▸ **Supplied information**:
>>>
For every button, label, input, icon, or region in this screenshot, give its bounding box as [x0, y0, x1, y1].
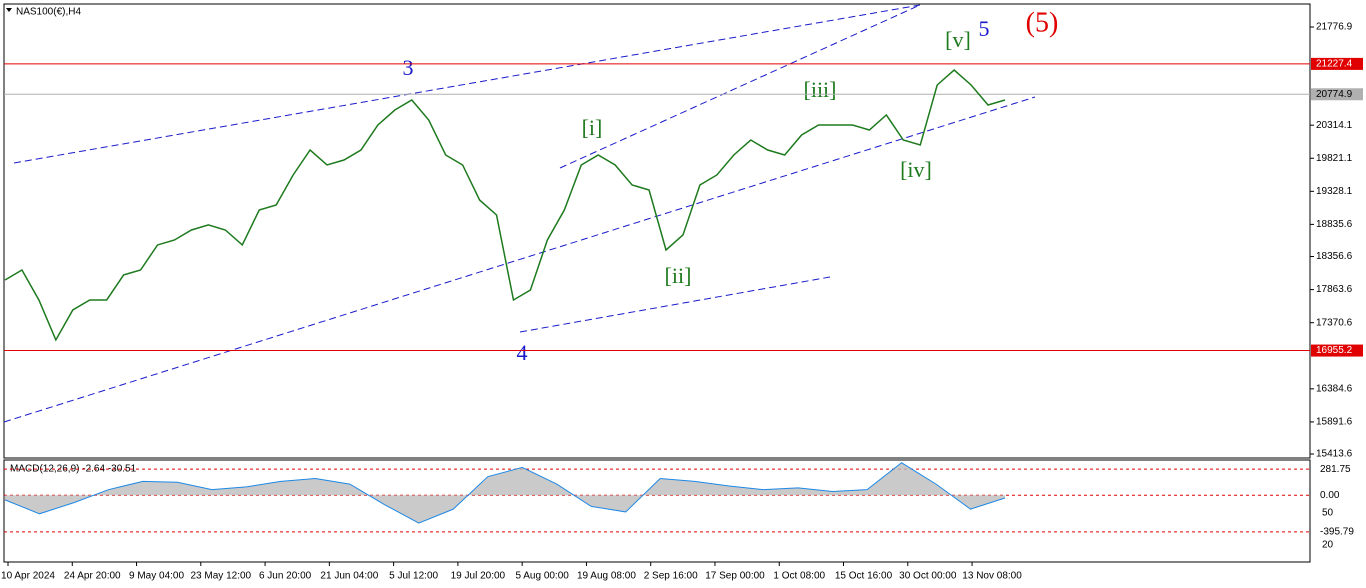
level-box: [1311, 88, 1363, 101]
level-label: 16955.2: [1316, 345, 1353, 356]
level-label: 20774.9: [1316, 89, 1353, 100]
wave-label: (5): [1026, 7, 1059, 38]
macd-tick-label: 281.75: [1320, 464, 1351, 475]
x-tick-label: 9 May 04:00: [129, 571, 184, 582]
x-tick-label: 2 Sep 16:00: [644, 571, 698, 582]
level-box: [1311, 57, 1363, 70]
menu-arrow: [6, 8, 12, 12]
y-tick-label: 19821.1: [1316, 153, 1353, 164]
wave-label: 5: [979, 16, 990, 41]
x-tick-label: 19 Aug 08:00: [577, 571, 636, 582]
macd-tick-label: 0.00: [1320, 490, 1340, 501]
y-tick-label: 18356.6: [1316, 251, 1353, 262]
y-tick-label: 17863.6: [1316, 284, 1353, 295]
trend-line: [519, 276, 831, 333]
wave-label: [ii]: [665, 263, 692, 288]
wave-label: [i]: [582, 115, 603, 140]
level-label: 20: [1322, 540, 1334, 551]
x-tick-label: 1 Oct 08:00: [773, 571, 825, 582]
x-tick-label: 5 Aug 00:00: [515, 571, 569, 582]
x-tick-label: 13 Nov 08:00: [962, 571, 1022, 582]
x-tick-label: 10 Apr 2024: [1, 571, 55, 582]
y-tick-label: 17370.6: [1316, 317, 1353, 328]
y-tick-label: 15891.6: [1316, 417, 1353, 428]
macd-title: MACD(12,26,9) -2.64 -30.51: [10, 464, 137, 475]
wave-label: 3: [403, 55, 414, 80]
y-tick-label: 16384.6: [1316, 383, 1353, 394]
level-box: [1311, 344, 1363, 357]
wave-label: [iv]: [900, 157, 932, 182]
x-tick-label: 24 Apr 20:00: [64, 571, 121, 582]
macd-line: [4, 462, 1006, 524]
level-label: 50: [1322, 508, 1334, 519]
chart-title: NAS100(€),H4: [16, 7, 81, 18]
x-tick-label: 30 Oct 00:00: [899, 571, 957, 582]
macd-area: [5, 462, 1005, 524]
price-panel: [3, 3, 1311, 459]
wave-label: [iii]: [804, 77, 837, 102]
y-tick-label: 15413.6: [1316, 449, 1353, 460]
y-tick-label: 20314.1: [1316, 120, 1353, 131]
x-tick-label: 5 Jul 12:00: [389, 571, 438, 582]
x-tick-label: 19 Jul 20:00: [451, 571, 506, 582]
x-tick-label: 21 Jun 04:00: [320, 571, 378, 582]
wave-label: 4: [517, 340, 528, 365]
price-line: [4, 69, 1006, 342]
y-tick-label: 18835.6: [1316, 219, 1353, 230]
x-tick-label: 15 Oct 16:00: [835, 571, 893, 582]
x-tick-label: 17 Sep 00:00: [705, 571, 765, 582]
x-tick-label: 6 Jun 20:00: [259, 571, 312, 582]
level-label: 21227.4: [1316, 59, 1353, 70]
y-tick-label: 21776.9: [1316, 22, 1353, 33]
macd-panel: [3, 459, 1311, 563]
x-tick-label: 23 May 12:00: [191, 571, 252, 582]
wave-label: [v]: [945, 27, 971, 52]
trend-line: [3, 96, 1036, 423]
macd-tick-label: -395.79: [1320, 527, 1354, 538]
y-tick-label: 19328.1: [1316, 186, 1353, 197]
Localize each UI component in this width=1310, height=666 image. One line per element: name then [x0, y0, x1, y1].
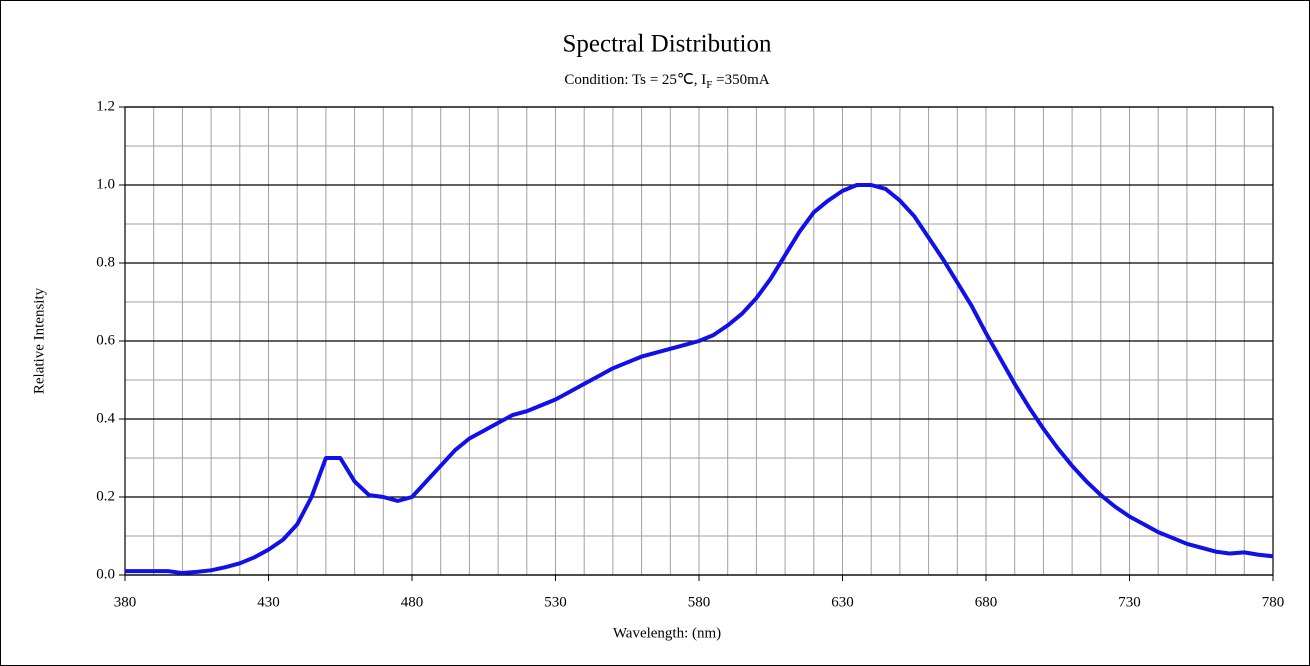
y-tick-label: 1.2 [96, 98, 115, 114]
subtitle-text: =350mA [712, 72, 769, 88]
y-axis-title: Relative Intensity [31, 287, 47, 394]
x-tick-label: 630 [831, 594, 854, 610]
chart-title: Spectral Distribution [563, 31, 772, 58]
x-tick-label: 380 [114, 594, 137, 610]
x-tick-label: 530 [544, 594, 567, 610]
subtitle-text: Condition: Ts = 25℃, I [564, 72, 706, 88]
data-line [125, 183, 1274, 576]
y-tick-label: 0.2 [96, 488, 115, 504]
y-tick-label: 1.0 [96, 176, 115, 192]
y-tick-label: 0.0 [96, 566, 115, 582]
x-tick-label: 480 [401, 594, 424, 610]
y-tick-label: 0.6 [96, 332, 115, 348]
x-tick-label: 580 [688, 594, 711, 610]
x-tick-label: 730 [1118, 594, 1141, 610]
y-tick-label: 0.8 [96, 254, 115, 270]
plot-border [124, 106, 1274, 576]
y-tick-label: 0.4 [96, 410, 115, 426]
x-tick-label: 780 [1262, 594, 1285, 610]
chart-subtitle: Condition: Ts = 25℃, IF =350mA [564, 72, 769, 90]
x-tick-label: 680 [975, 594, 998, 610]
x-tick-label: 430 [257, 594, 280, 610]
subtitle-subscript: F [706, 79, 712, 91]
x-axis-title: Wavelength: (nm) [613, 625, 721, 641]
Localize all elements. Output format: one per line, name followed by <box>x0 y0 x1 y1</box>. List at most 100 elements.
<<<
Turn every line of the entries above into one numbered list, skipping blank lines and leaving out the pictures.

1. For every button, label, input, icon, or region in this screenshot, give its bounding box as [x0, y0, x1, y1].
2. level-box: [1311, 88, 1363, 101]
3. level-label: 16955.2: [1316, 345, 1353, 356]
4. level-label: 20774.9: [1316, 89, 1353, 100]
5. wave-label: (5): [1026, 7, 1059, 38]
6. macd-tick-label: 281.75: [1320, 464, 1351, 475]
7. x-tick-label: 9 May 04:00: [129, 571, 184, 582]
8. x-tick-label: 2 Sep 16:00: [644, 571, 698, 582]
9. level-box: [1311, 57, 1363, 70]
10. menu-arrow: [6, 8, 12, 12]
11. y-tick-label: 19821.1: [1316, 153, 1353, 164]
12. wave-label: 5: [979, 16, 990, 41]
13. x-tick-label: 19 Aug 08:00: [577, 571, 636, 582]
14. macd-tick-label: 0.00: [1320, 490, 1340, 501]
15. y-tick-label: 18356.6: [1316, 251, 1353, 262]
16. y-tick-label: 17863.6: [1316, 284, 1353, 295]
17. trend-line: [519, 276, 831, 333]
18. wave-label: [ii]: [665, 263, 692, 288]
19. wave-label: [i]: [582, 115, 603, 140]
20. level-label: 20: [1322, 540, 1334, 551]
21. x-tick-label: 1 Oct 08:00: [773, 571, 825, 582]
22. x-tick-label: 5 Aug 00:00: [515, 571, 569, 582]
23. x-tick-label: 13 Nov 08:00: [962, 571, 1022, 582]
24. x-tick-label: 10 Apr 2024: [1, 571, 55, 582]
25. y-tick-label: 17370.6: [1316, 317, 1353, 328]
26. y-tick-label: 15891.6: [1316, 417, 1353, 428]
27. macd-title: MACD(12,26,9) -2.64 -30.51: [10, 464, 137, 475]
28. wave-label: 3: [403, 55, 414, 80]
29. y-tick-label: 16384.6: [1316, 383, 1353, 394]
30. level-box: [1311, 344, 1363, 357]
31. wave-label: [iv]: [900, 157, 932, 182]
32. x-tick-label: 24 Apr 20:00: [64, 571, 121, 582]
33. macd-line: [4, 462, 1006, 524]
34. level-label: 50: [1322, 508, 1334, 519]
35. chart-title: NAS100(€),H4: [16, 7, 81, 18]
36. x-tick-label: 30 Oct 00:00: [899, 571, 957, 582]
37. macd-area: [5, 462, 1005, 524]
38. price-panel: [3, 3, 1311, 459]
39. wave-label: [iii]: [804, 77, 837, 102]
40. y-tick-label: 15413.6: [1316, 449, 1353, 460]
41. y-tick-label: 20314.1: [1316, 120, 1353, 131]
42. x-tick-label: 5 Jul 12:00: [389, 571, 438, 582]
43. x-tick-label: 19 Jul 20:00: [451, 571, 506, 582]
44. x-tick-label: 21 Jun 04:00: [320, 571, 378, 582]
45. wave-label: 4: [517, 340, 528, 365]
46. price-line: [4, 69, 1006, 342]
47. y-tick-label: 18835.6: [1316, 219, 1353, 230]
48. x-tick-label: 15 Oct 16:00: [835, 571, 893, 582]
49. x-tick-label: 17 Sep 00:00: [705, 571, 765, 582]
50. x-tick-label: 6 Jun 20:00: [259, 571, 312, 582]
51. level-label: 21227.4: [1316, 59, 1353, 70]
52. y-tick-label: 21776.9: [1316, 22, 1353, 33]
53. macd-panel: [3, 459, 1311, 563]
54. x-tick-label: 23 May 12:00: [191, 571, 252, 582]
55. wave-label: [v]: [945, 27, 971, 52]
56. trend-line: [3, 96, 1036, 423]
57. macd-tick-label: -395.79: [1320, 527, 1354, 538]
58. y-tick-label: 19328.1: [1316, 186, 1353, 197]
59. Localize each UI component in this width=1310, height=666 image. One line per element: name then [x0, y0, x1, y1].
60. y-tick-label: 1.2 [96, 98, 115, 114]
61. subtitle-text: =350mA [712, 72, 769, 88]
62. y-axis-title: Relative Intensity [31, 287, 47, 394]
63. x-tick-label: 630 [831, 594, 854, 610]
64. chart-title: Spectral Distribution [563, 31, 772, 58]
65. x-tick-label: 380 [114, 594, 137, 610]
66. x-tick-label: 530 [544, 594, 567, 610]
67. subtitle-text: Condition: Ts = 25℃, I [564, 72, 706, 88]
68. data-line [125, 183, 1274, 576]
69. y-tick-label: 0.2 [96, 488, 115, 504]
70. y-tick-label: 1.0 [96, 176, 115, 192]
71. y-tick-label: 0.0 [96, 566, 115, 582]
72. x-tick-label: 480 [401, 594, 424, 610]
73. y-tick-label: 0.6 [96, 332, 115, 348]
74. x-tick-label: 580 [688, 594, 711, 610]
75. x-tick-label: 730 [1118, 594, 1141, 610]
76. y-tick-label: 0.8 [96, 254, 115, 270]
77. plot-border [124, 106, 1274, 576]
78. y-tick-label: 0.4 [96, 410, 115, 426]
79. x-tick-label: 780 [1262, 594, 1285, 610]
80. chart-subtitle: Condition: Ts = 25℃, IF =350mA [564, 72, 769, 90]
81. x-tick-label: 680 [975, 594, 998, 610]
82. x-tick-label: 430 [257, 594, 280, 610]
83. subtitle-subscript: F [706, 79, 712, 91]
84. x-axis-title: Wavelength: (nm) [613, 625, 721, 641]
85. Localize all elements. Output format: one per line, name followed by <box>x0 y0 x1 y1</box>. List at most 100 elements.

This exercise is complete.